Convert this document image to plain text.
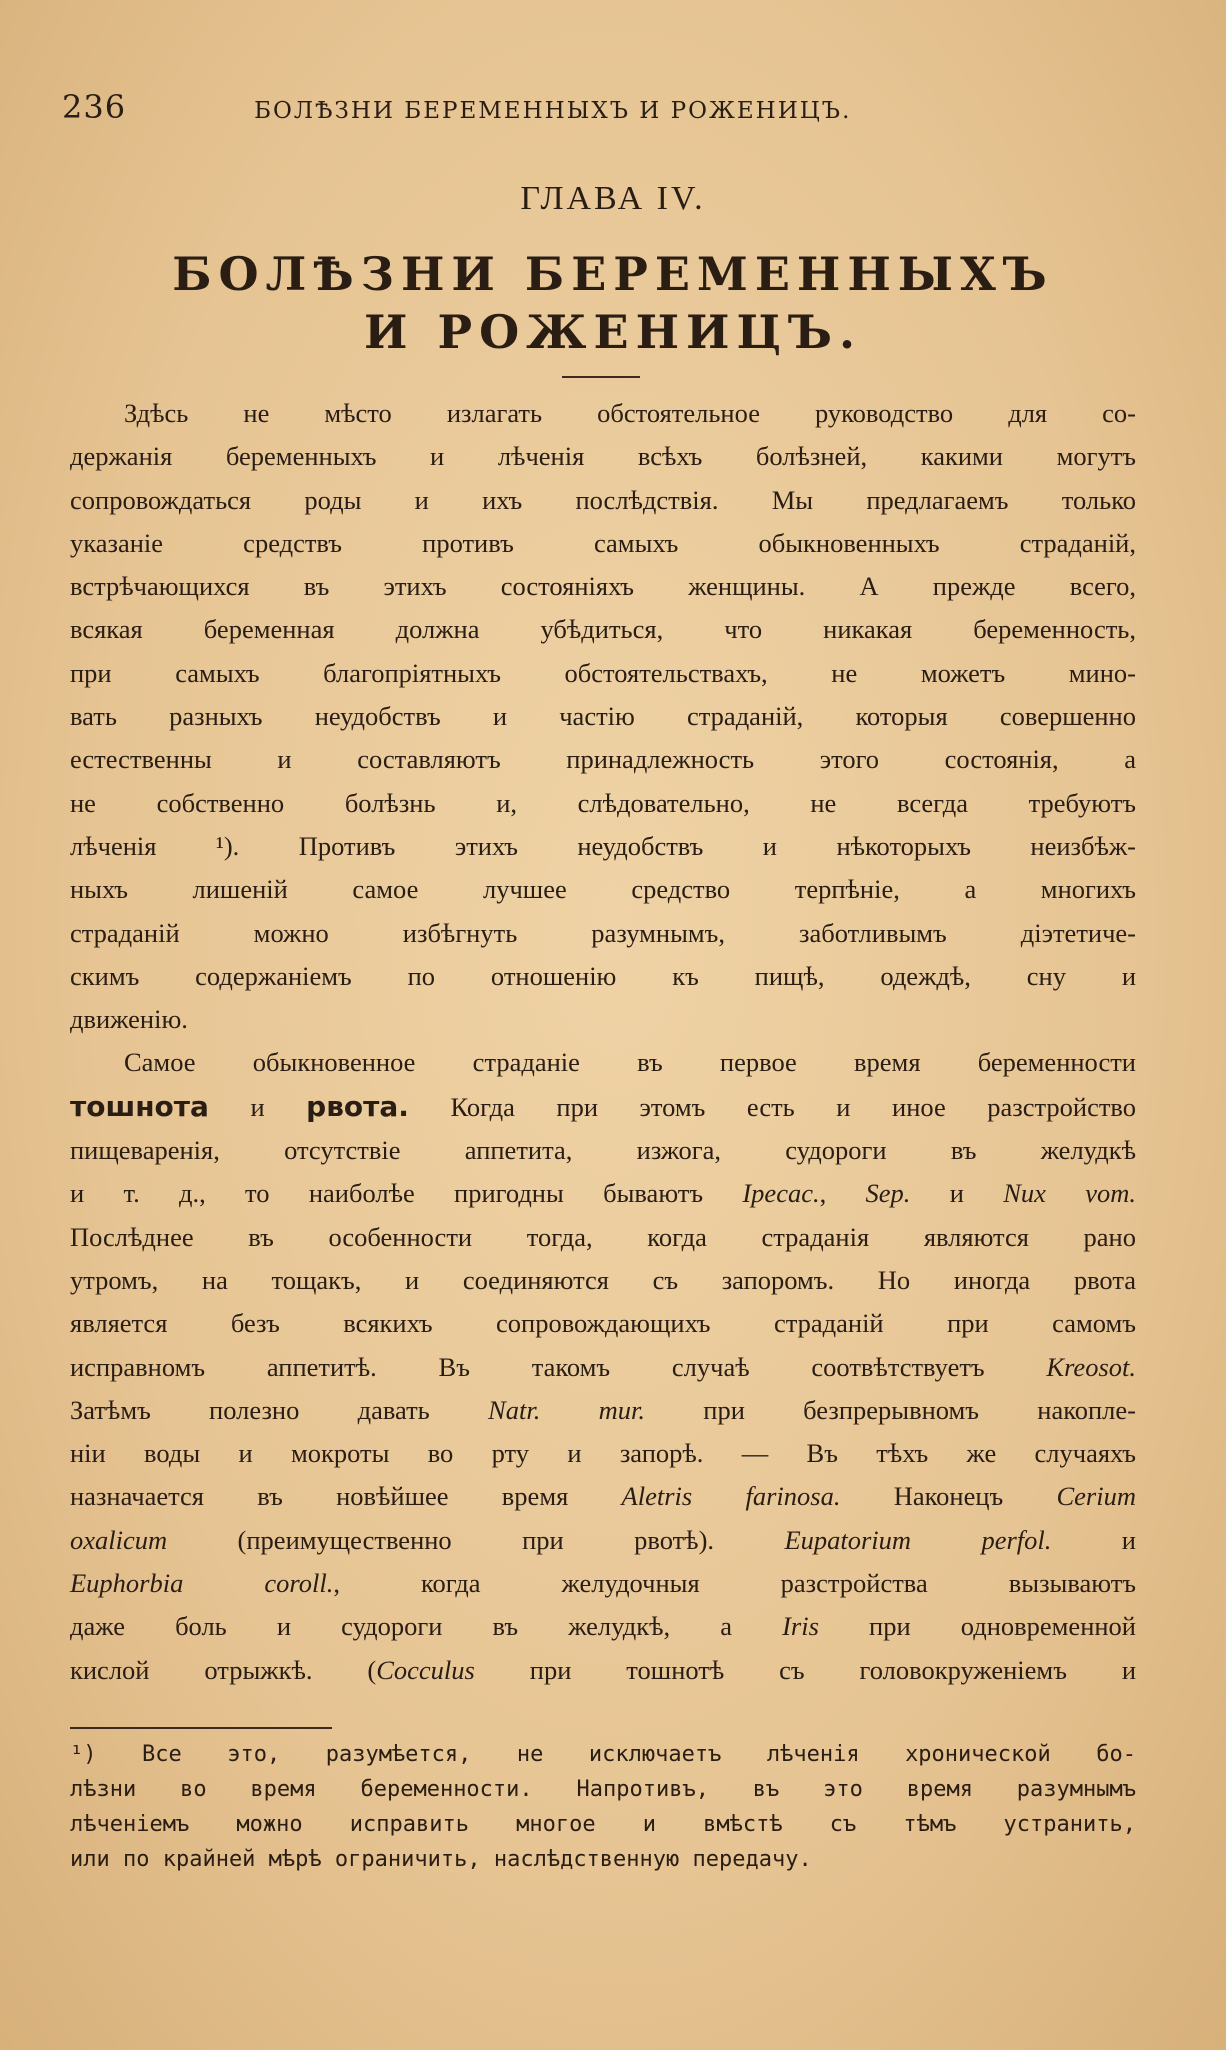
236	БОЛѢЗНИ БЕРЕМЕННЫХЪ И РОЖЕНИЦЪ.
ГЛАВА IV.
БОЛѢЗНИ БЕРЕМЕННЫХЪ
И РОЖЕНИЦЪ.
Здѣсь не мѣсто излагать обстоятельное руководство для со-
держанія беременныхъ и лѣченія всѣхъ болѣзней, какими могутъ
сопровождаться роды и ихъ послѣдствія. Мы предлагаемъ только
указаніе средствъ противъ самыхъ обыкновенныхъ страданій,
встрѣчающихся въ этихъ состояніяхъ женщины. А прежде всего,
всякая беременная должна убѣдиться, что никакая беременность,
при самыхъ благопріятныхъ обстоятельствахъ, не можетъ мино-
вать разныхъ неудобствъ и частію страданій, которыя совершенно
естественны и составляютъ принадлежность этого состоянія, а
не собственно болѣзнь и, слѣдовательно, не всегда требуютъ
лѣченія ¹). Противъ этихъ неудобствъ и нѣкоторыхъ неизбѣж-
ныхъ лишеній самое лучшее средство терпѣніе, а многихъ
страданій можно избѣгнуть разумнымъ, заботливымъ діэтетиче-
скимъ содержаніемъ по отношенію къ пищѣ, одеждѣ, сну и
движенію.
Самое обыкновенное страданіе въ первое время беременности
тошнота и рвота. Когда при этомъ есть и иное разстройство
пищеваренія, отсутствіе аппетита, изжога, судороги въ желудкѣ
и т. д., то наиболѣе пригодны бываютъ Ipecac., Sep. и Nux vom.
Послѣднее въ особенности тогда, когда страданія являются рано
утромъ, на тощакъ, и соединяются съ запоромъ. Но иногда рвота
является безъ всякихъ сопровождающихъ страданій при самомъ
исправномъ аппетитѣ. Въ такомъ случаѣ соотвѣтствуетъ Kreosot.
Затѣмъ полезно давать Natr. mur. при безпрерывномъ накопле-
ніи воды и мокроты во рту и запорѣ. — Въ тѣхъ же случаяхъ
назначается въ новѣйшее время Aletris farinosa. Наконецъ Cerium
oxalicum (преимущественно при рвотѣ). Eupatorium perfol. и
Euphorbia coroll., когда желудочныя разстройства вызываютъ
даже боль и судороги въ желудкѣ, а Iris при одновременной
кислой отрыжкѣ. (Cocculus при тошнотѣ съ головокруженіемъ и
¹) Все это, разумѣется, не исключаетъ лѣченія хронической бо-
лѣзни во время беременности. Напротивъ, въ это время разумнымъ
лѣченіемъ можно исправить многое и вмѣстѣ съ тѣмъ устранить,
или по крайней мѣрѣ ограничить, наслѣдственную передачу.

○ ○ ○ ○ ○ ○ ○

> **TASK**: From the records above, pick out and copy each line holding the word "время".

> **FULL SOLUTION**:
Самое обыкновенное страданіе въ первое время беременности
назначается въ новѣйшее время Aletris farinosa. Наконецъ Cerium
лѣзни во время беременности. Напротивъ, въ это время разумнымъ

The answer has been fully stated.